## BEGIN
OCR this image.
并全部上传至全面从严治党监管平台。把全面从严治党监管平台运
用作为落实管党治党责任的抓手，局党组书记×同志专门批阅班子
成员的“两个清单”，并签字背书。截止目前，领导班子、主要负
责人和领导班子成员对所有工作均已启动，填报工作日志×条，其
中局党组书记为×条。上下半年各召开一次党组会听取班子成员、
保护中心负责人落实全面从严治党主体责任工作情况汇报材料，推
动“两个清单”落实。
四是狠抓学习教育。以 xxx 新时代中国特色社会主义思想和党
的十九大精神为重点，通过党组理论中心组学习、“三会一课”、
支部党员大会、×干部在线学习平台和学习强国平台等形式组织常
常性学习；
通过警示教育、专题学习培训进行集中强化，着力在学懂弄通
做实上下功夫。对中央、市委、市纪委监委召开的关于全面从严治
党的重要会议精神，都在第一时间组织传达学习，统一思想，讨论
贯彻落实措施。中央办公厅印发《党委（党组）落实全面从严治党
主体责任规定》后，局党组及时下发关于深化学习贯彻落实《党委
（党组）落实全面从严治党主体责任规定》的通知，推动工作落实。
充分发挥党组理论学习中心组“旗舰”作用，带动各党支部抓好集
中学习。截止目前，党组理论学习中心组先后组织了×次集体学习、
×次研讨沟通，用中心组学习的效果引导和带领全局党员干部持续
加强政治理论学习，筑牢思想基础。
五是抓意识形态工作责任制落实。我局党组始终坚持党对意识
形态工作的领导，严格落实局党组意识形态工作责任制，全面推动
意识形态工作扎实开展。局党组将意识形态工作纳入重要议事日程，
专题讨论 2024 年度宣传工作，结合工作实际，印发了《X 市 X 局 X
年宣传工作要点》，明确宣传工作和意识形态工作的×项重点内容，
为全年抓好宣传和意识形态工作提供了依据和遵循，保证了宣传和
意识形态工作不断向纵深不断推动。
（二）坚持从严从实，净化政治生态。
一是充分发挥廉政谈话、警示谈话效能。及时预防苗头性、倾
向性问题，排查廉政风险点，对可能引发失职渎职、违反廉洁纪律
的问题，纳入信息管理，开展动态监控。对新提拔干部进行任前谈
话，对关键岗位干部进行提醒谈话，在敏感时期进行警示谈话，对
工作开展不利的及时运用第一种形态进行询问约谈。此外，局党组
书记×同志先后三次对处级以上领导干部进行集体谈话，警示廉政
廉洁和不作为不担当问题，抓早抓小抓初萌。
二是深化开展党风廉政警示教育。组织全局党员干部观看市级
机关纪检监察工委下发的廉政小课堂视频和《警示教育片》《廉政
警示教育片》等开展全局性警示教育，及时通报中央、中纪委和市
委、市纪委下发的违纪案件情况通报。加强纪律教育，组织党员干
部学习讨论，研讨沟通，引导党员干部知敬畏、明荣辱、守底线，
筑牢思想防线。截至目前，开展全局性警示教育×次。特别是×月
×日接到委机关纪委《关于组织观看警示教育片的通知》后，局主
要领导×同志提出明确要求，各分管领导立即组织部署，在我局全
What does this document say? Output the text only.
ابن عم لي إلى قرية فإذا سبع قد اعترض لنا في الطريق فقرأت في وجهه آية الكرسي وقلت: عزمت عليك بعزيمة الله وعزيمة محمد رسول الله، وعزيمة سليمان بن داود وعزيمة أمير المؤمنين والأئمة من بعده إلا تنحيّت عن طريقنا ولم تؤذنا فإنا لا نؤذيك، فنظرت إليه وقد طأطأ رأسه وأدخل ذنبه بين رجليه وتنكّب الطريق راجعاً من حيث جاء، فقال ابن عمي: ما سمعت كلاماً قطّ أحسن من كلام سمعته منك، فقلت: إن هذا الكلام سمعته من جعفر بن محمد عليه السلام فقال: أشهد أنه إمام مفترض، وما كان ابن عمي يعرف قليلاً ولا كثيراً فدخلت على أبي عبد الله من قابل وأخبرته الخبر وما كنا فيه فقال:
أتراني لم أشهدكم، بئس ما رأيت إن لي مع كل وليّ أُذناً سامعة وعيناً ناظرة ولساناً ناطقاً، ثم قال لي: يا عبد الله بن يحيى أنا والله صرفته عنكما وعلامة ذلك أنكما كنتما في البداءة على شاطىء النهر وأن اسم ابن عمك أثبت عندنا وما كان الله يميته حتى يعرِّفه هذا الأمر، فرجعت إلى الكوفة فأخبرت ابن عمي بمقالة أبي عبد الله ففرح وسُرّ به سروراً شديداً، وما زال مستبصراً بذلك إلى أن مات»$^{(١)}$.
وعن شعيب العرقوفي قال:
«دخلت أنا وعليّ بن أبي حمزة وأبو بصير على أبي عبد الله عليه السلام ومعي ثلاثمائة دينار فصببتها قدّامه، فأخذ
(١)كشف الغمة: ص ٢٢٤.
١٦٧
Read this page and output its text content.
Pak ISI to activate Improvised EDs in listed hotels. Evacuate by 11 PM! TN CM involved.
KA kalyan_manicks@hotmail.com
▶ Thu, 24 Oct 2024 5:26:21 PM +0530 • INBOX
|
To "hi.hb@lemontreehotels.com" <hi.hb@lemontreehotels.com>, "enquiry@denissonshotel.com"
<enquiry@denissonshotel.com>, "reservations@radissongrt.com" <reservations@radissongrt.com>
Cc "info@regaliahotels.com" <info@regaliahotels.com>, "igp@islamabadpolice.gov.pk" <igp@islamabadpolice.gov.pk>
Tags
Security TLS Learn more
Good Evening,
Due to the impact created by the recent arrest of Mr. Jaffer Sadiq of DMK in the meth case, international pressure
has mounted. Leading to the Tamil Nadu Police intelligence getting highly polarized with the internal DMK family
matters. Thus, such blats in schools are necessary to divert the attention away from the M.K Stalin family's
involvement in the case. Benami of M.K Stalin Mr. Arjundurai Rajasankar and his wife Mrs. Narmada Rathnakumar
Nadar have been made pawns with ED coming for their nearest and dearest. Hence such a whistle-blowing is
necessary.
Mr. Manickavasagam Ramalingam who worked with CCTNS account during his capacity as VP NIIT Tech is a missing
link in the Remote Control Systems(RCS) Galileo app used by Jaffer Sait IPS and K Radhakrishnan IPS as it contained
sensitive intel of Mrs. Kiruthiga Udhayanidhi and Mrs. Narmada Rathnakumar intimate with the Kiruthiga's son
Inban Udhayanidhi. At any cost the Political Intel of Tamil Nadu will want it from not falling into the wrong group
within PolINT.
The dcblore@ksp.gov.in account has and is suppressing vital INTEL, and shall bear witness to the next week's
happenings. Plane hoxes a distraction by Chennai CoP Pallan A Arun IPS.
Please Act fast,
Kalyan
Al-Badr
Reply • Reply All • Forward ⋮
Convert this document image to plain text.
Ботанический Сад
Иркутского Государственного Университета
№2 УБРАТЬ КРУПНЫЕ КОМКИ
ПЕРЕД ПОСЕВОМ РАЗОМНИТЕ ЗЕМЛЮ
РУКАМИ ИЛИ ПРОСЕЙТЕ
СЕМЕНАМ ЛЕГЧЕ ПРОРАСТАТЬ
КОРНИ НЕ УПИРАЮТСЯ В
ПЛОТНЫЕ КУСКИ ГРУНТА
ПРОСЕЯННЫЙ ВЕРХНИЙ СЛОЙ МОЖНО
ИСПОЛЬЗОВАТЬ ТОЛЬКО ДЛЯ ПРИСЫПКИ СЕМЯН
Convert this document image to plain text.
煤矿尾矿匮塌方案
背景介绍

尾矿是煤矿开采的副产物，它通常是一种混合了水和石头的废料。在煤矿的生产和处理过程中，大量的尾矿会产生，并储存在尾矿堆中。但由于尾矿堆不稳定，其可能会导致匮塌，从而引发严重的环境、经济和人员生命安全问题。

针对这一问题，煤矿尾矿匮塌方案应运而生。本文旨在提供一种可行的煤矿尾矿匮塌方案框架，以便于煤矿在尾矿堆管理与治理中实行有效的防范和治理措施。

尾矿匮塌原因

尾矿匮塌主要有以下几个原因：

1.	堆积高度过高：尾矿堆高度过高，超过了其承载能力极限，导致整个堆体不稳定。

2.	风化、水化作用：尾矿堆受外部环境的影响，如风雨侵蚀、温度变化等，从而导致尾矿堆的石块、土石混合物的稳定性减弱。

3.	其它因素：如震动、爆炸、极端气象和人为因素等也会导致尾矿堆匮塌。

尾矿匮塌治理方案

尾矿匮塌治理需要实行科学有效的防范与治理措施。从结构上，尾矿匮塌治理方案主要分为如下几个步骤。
## END
Show all lines above holding "Udhayanidhi".

sensitive intel of Mrs. Kiruthiga Udhayanidhi and Mrs. Narmada Rathnakumar intimate with the Kiruthiga's son
Inban Udhayanidhi. At any cost the Political Intel of Tamil Nadu will want it from not falling into the wrong group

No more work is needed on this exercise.